#### SHORT PROBLEM:
Collect from the data below each line with "member".

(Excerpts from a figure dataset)
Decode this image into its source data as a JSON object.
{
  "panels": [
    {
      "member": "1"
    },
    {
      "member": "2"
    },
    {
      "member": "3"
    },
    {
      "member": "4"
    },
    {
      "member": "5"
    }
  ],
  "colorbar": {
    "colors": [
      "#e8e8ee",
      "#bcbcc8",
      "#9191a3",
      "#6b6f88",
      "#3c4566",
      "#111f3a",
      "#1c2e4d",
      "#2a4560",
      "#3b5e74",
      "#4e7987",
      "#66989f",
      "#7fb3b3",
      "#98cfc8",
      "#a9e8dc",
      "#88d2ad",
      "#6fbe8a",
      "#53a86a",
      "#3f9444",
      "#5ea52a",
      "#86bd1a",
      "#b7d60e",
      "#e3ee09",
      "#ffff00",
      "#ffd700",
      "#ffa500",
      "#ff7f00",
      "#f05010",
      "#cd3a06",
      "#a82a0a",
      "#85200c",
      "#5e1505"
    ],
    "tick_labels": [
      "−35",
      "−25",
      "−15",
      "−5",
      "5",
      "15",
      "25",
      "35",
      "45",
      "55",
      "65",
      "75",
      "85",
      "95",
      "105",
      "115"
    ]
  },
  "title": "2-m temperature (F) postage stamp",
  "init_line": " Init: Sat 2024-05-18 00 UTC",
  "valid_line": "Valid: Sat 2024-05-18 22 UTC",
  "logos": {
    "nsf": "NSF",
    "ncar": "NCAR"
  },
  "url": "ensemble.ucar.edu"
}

#### TASK RESPONSE:
      "member": "1"
      "member": "2"
      "member": "3"
      "member": "4"
      "member": "5"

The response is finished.